Stored data
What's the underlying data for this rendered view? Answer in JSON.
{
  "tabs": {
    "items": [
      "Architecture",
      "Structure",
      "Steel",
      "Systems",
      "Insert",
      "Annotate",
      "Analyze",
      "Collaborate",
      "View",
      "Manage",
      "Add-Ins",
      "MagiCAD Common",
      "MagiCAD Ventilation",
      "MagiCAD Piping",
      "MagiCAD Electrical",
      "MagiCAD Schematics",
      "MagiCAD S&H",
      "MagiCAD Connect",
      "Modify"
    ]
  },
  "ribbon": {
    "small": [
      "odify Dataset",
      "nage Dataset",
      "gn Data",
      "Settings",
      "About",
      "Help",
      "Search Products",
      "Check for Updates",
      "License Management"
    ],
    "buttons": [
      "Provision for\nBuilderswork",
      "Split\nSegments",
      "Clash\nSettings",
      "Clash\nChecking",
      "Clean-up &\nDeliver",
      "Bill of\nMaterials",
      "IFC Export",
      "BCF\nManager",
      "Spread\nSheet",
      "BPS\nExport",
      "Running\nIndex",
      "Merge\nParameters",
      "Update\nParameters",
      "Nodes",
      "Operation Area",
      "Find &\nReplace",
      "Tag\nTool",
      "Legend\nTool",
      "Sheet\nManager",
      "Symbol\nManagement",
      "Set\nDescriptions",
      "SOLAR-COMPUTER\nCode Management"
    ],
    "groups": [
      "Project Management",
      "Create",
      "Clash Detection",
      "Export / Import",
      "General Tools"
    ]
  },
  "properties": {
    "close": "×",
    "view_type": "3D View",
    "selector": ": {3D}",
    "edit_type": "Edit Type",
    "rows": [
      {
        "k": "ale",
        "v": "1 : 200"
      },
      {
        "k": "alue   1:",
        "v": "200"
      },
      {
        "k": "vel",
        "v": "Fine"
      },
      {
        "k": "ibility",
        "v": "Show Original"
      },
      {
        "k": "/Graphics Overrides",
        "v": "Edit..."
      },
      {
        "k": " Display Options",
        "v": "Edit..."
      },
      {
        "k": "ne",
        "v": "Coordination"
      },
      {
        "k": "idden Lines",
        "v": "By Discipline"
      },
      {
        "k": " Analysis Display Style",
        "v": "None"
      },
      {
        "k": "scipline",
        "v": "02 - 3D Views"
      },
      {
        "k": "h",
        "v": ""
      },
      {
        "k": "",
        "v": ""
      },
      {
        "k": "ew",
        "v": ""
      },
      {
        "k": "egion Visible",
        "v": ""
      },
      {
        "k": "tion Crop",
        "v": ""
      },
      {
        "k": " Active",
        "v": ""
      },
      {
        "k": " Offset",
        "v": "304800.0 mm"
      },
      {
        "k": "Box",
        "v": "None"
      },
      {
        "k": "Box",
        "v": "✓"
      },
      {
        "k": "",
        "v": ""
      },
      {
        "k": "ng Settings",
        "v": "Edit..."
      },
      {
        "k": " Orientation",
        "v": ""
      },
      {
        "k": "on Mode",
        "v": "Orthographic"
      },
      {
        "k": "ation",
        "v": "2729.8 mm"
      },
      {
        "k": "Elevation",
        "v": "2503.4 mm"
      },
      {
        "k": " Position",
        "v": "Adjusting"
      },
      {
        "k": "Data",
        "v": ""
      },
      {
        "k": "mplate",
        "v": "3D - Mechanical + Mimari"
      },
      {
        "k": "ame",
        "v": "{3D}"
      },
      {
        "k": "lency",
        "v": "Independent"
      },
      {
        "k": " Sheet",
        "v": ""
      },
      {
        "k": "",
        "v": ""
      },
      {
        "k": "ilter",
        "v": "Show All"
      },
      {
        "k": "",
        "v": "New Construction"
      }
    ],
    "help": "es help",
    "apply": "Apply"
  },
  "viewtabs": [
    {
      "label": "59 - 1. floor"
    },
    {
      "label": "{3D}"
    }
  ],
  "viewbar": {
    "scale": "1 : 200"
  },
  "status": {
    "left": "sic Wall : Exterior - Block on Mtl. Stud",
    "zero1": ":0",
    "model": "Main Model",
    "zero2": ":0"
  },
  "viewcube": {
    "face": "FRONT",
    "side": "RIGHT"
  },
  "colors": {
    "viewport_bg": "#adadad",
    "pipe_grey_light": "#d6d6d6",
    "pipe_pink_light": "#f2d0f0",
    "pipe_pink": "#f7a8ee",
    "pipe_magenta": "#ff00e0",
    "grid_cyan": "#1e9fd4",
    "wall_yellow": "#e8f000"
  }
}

# Written request
Repeat back the data above, exact to the last character.

# The reply
What's the underlying data for this rendered view? Answer in JSON.
{
  "tabs": {
    "items": [
      "Architecture",
      "Structure",
      "Steel",
      "Systems",
      "Insert",
      "Annotate",
      "Analyze",
      "Collaborate",
      "View",
      "Manage",
      "Add-Ins",
      "MagiCAD Common",
      "MagiCAD Ventilation",
      "MagiCAD Piping",
      "MagiCAD Electrical",
      "MagiCAD Schematics",
      "MagiCAD S&H",
      "MagiCAD Connect",
      "Modify"
    ]
  },
  "ribbon": {
    "small": [
      "odify Dataset",
      "nage Dataset",
      "gn Data",
      "Settings",
      "About",
      "Help",
      "Search Products",
      "Check for Updates",
      "License Management"
    ],
    "buttons": [
      "Provision for\nBuilderswork",
      "Split\nSegments",
      "Clash\nSettings",
      "Clash\nChecking",
      "Clean-up &\nDeliver",
      "Bill of\nMaterials",
      "IFC Export",
      "BCF\nManager",
      "Spread\nSheet",
      "BPS\nExport",
      "Running\nIndex",
      "Merge\nParameters",
      "Update\nParameters",
      "Nodes",
      "Operation Area",
      "Find &\nReplace",
      "Tag\nTool",
      "Legend\nTool",
      "Sheet\nManager",
      "Symbol\nManagement",
      "Set\nDescriptions",
      "SOLAR-COMPUTER\nCode Management"
    ],
    "groups": [
      "Project Management",
      "Create",
      "Clash Detection",
      "Export / Import",
      "General Tools"
    ]
  },
  "properties": {
    "close": "×",
    "view_type": "3D View",
    "selector": ": {3D}",
    "edit_type": "Edit Type",
    "rows": [
      {
        "k": "ale",
        "v": "1 : 200"
      },
      {
        "k": "alue   1:",
        "v": "200"
      },
      {
        "k": "vel",
        "v": "Fine"
      },
      {
        "k": "ibility",
        "v": "Show Original"
      },
      {
        "k": "/Graphics Overrides",
        "v": "Edit..."
      },
      {
        "k": " Display Options",
        "v": "Edit..."
      },
      {
        "k": "ne",
        "v": "Coordination"
      },
      {
        "k": "idden Lines",
        "v": "By Discipline"
      },
      {
        "k": " Analysis Display Style",
        "v": "None"
      },
      {
        "k": "scipline",
        "v": "02 - 3D Views"
      },
      {
        "k": "h",
        "v": ""
      },
      {
        "k": "",
        "v": ""
      },
      {
        "k": "ew",
        "v": ""
      },
      {
        "k": "egion Visible",
        "v": ""
      },
      {
        "k": "tion Crop",
        "v": ""
      },
      {
        "k": " Active",
        "v": ""
      },
      {
        "k": " Offset",
        "v": "304800.0 mm"
      },
      {
        "k": "Box",
        "v": "None"
      },
      {
        "k": "Box",
        "v": "✓"
      },
      {
        "k": "",
        "v": ""
      },
      {
        "k": "ng Settings",
        "v": "Edit..."
      },
      {
        "k": " Orientation",
        "v": ""
      },
      {
        "k": "on Mode",
        "v": "Orthographic"
      },
      {
        "k": "ation",
        "v": "2729.8 mm"
      },
      {
        "k": "Elevation",
        "v": "2503.4 mm"
      },
      {
        "k": " Position",
        "v": "Adjusting"
      },
      {
        "k": "Data",
        "v": ""
      },
      {
        "k": "mplate",
        "v": "3D - Mechanical + Mimari"
      },
      {
        "k": "ame",
        "v": "{3D}"
      },
      {
        "k": "lency",
        "v": "Independent"
      },
      {
        "k": " Sheet",
        "v": ""
      },
      {
        "k": "",
        "v": ""
      },
      {
        "k": "ilter",
        "v": "Show All"
      },
      {
        "k": "",
        "v": "New Construction"
      }
    ],
    "help": "es help",
    "apply": "Apply"
  },
  "viewtabs": [
    {
      "label": "59 - 1. floor"
    },
    {
      "label": "{3D}"
    }
  ],
  "viewbar": {
    "scale": "1 : 200"
  },
  "status": {
    "left": "sic Wall : Exterior - Block on Mtl. Stud",
    "zero1": ":0",
    "model": "Main Model",
    "zero2": ":0"
  },
  "viewcube": {
    "face": "FRONT",
    "side": "RIGHT"
  },
  "colors": {
    "viewport_bg": "#adadad",
    "pipe_grey_light": "#d6d6d6",
    "pipe_pink_light": "#f2d0f0",
    "pipe_pink": "#f7a8ee",
    "pipe_magenta": "#ff00e0",
    "grid_cyan": "#1e9fd4",
    "wall_yellow": "#e8f000"
  }
}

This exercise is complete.